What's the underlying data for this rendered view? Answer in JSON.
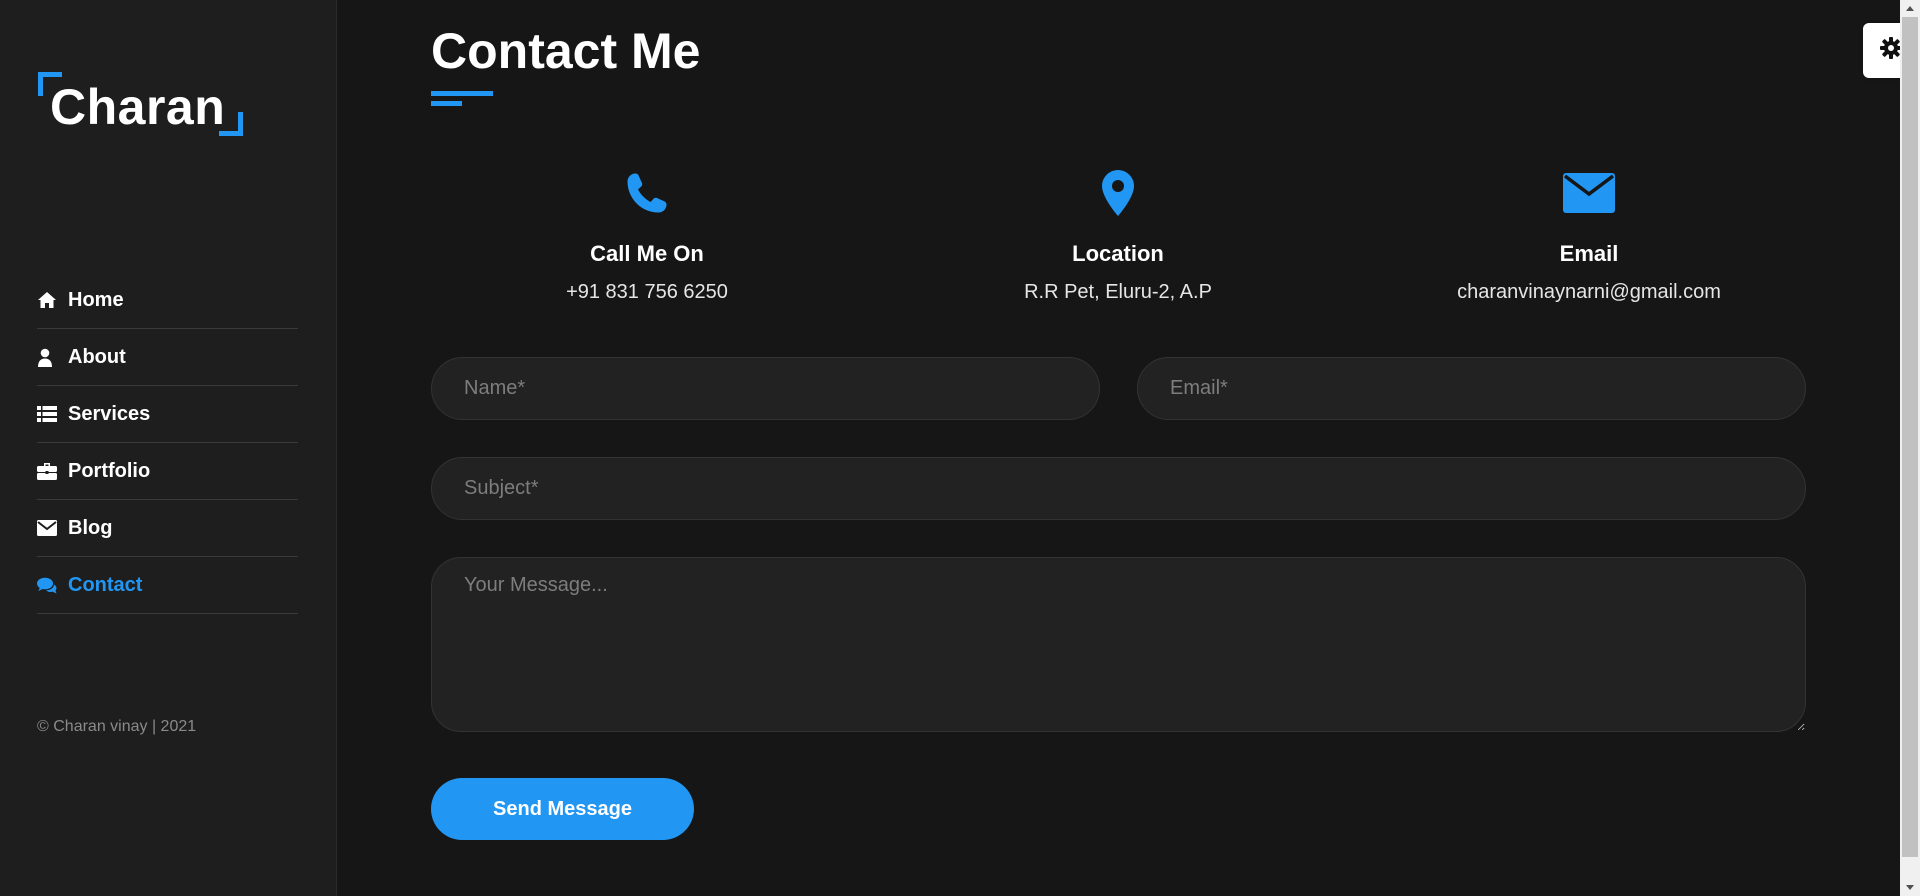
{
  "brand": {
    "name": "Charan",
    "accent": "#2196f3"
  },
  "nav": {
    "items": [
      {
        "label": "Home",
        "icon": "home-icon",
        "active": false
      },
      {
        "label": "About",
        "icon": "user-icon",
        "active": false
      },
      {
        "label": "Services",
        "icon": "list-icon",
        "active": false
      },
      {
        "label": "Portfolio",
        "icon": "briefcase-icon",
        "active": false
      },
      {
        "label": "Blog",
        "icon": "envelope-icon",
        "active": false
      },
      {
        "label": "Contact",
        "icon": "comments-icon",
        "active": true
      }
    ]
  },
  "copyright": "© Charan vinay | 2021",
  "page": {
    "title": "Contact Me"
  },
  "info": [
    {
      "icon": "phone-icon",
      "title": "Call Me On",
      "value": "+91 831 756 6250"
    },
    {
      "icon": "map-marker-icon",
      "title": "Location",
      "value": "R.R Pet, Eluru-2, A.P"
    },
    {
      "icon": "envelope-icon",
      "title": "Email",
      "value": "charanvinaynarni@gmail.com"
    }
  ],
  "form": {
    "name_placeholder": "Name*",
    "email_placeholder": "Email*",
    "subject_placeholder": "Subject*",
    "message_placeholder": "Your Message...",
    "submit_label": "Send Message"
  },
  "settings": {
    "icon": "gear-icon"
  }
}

^^^^^^^^^^^^^^^^

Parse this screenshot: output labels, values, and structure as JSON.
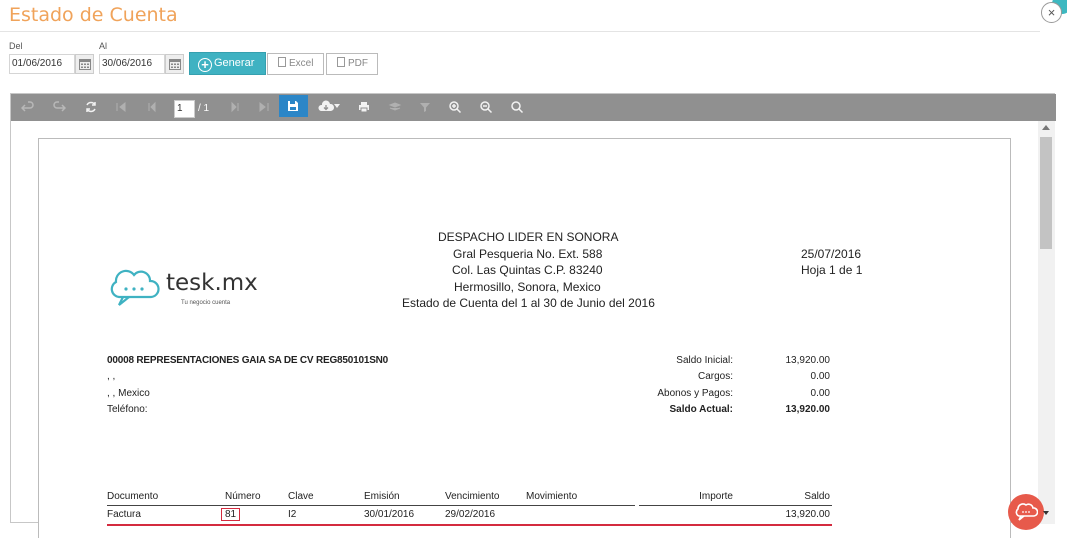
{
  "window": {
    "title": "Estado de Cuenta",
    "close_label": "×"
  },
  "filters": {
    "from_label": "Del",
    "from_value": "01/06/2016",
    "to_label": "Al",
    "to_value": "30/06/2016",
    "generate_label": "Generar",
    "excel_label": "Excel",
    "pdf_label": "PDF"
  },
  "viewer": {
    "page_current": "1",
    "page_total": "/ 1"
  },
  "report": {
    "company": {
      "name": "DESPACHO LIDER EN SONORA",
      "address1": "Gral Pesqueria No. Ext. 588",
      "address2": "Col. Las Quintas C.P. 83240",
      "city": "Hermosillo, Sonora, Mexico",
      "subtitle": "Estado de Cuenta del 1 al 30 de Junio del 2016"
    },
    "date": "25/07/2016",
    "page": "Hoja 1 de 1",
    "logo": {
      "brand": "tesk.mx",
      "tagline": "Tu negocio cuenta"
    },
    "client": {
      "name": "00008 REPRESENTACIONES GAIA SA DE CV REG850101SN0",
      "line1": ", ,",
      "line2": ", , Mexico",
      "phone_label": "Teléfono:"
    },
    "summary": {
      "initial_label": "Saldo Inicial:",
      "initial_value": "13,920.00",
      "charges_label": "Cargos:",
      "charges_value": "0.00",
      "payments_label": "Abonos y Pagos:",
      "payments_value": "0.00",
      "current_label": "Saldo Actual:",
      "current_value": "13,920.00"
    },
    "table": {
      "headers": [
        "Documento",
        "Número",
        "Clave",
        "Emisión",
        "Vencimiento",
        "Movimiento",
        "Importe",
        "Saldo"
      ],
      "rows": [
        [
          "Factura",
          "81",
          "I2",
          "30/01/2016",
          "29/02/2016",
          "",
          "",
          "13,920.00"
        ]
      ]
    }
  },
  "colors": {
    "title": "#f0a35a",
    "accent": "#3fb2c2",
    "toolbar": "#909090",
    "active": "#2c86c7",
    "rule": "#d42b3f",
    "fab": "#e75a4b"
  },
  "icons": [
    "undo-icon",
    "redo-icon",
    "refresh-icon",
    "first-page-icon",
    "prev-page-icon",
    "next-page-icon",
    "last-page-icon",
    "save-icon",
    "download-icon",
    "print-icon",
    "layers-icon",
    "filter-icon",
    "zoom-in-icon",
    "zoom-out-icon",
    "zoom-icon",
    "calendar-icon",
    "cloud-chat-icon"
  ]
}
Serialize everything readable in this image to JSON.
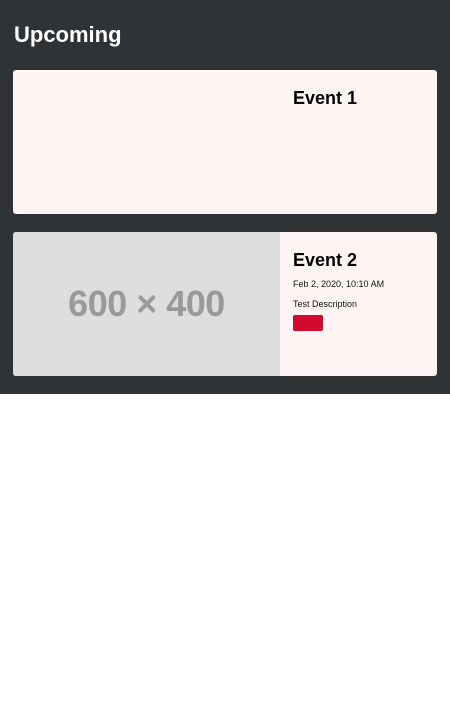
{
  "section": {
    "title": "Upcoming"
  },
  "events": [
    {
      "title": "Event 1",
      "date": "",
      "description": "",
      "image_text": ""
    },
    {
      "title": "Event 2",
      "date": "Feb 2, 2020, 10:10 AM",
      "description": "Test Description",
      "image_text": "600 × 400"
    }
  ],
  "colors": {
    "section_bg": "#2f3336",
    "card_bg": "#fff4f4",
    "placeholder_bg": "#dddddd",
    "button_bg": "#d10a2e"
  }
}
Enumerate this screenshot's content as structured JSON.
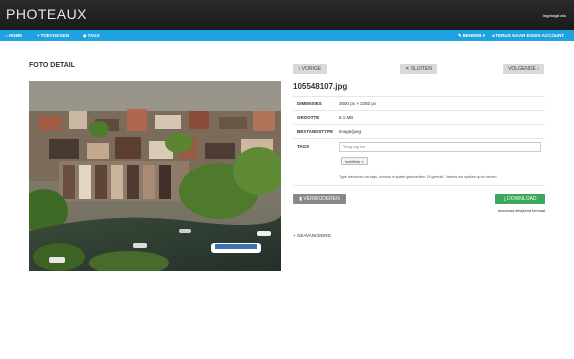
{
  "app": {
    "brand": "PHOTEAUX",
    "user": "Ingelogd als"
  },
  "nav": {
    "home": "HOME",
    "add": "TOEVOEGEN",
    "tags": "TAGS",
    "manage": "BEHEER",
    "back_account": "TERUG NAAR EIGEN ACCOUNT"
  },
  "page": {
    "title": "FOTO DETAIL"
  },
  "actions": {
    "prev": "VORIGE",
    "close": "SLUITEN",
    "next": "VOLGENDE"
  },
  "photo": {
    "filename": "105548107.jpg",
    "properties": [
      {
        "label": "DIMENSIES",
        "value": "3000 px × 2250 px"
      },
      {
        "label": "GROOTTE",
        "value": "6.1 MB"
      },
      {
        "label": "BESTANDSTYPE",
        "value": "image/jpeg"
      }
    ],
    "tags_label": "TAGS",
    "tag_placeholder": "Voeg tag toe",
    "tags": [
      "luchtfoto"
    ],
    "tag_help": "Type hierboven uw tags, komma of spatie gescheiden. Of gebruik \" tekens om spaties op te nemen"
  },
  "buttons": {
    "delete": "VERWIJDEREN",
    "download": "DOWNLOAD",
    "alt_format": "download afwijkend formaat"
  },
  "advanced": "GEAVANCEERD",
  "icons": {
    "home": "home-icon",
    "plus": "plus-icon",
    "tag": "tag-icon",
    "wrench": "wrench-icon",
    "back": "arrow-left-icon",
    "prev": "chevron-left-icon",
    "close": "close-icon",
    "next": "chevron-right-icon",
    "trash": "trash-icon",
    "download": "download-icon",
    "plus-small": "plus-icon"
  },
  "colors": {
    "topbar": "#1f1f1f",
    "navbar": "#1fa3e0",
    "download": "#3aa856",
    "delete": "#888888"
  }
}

^^^^^^^^^^^^^^^^

→ WHAT YOU ARE ASKED TO DO
Identify every line above that includes the word "description", and show those lines.

→ EXPECTED OUTPUT
      "description": "",
      "description": "Test Description",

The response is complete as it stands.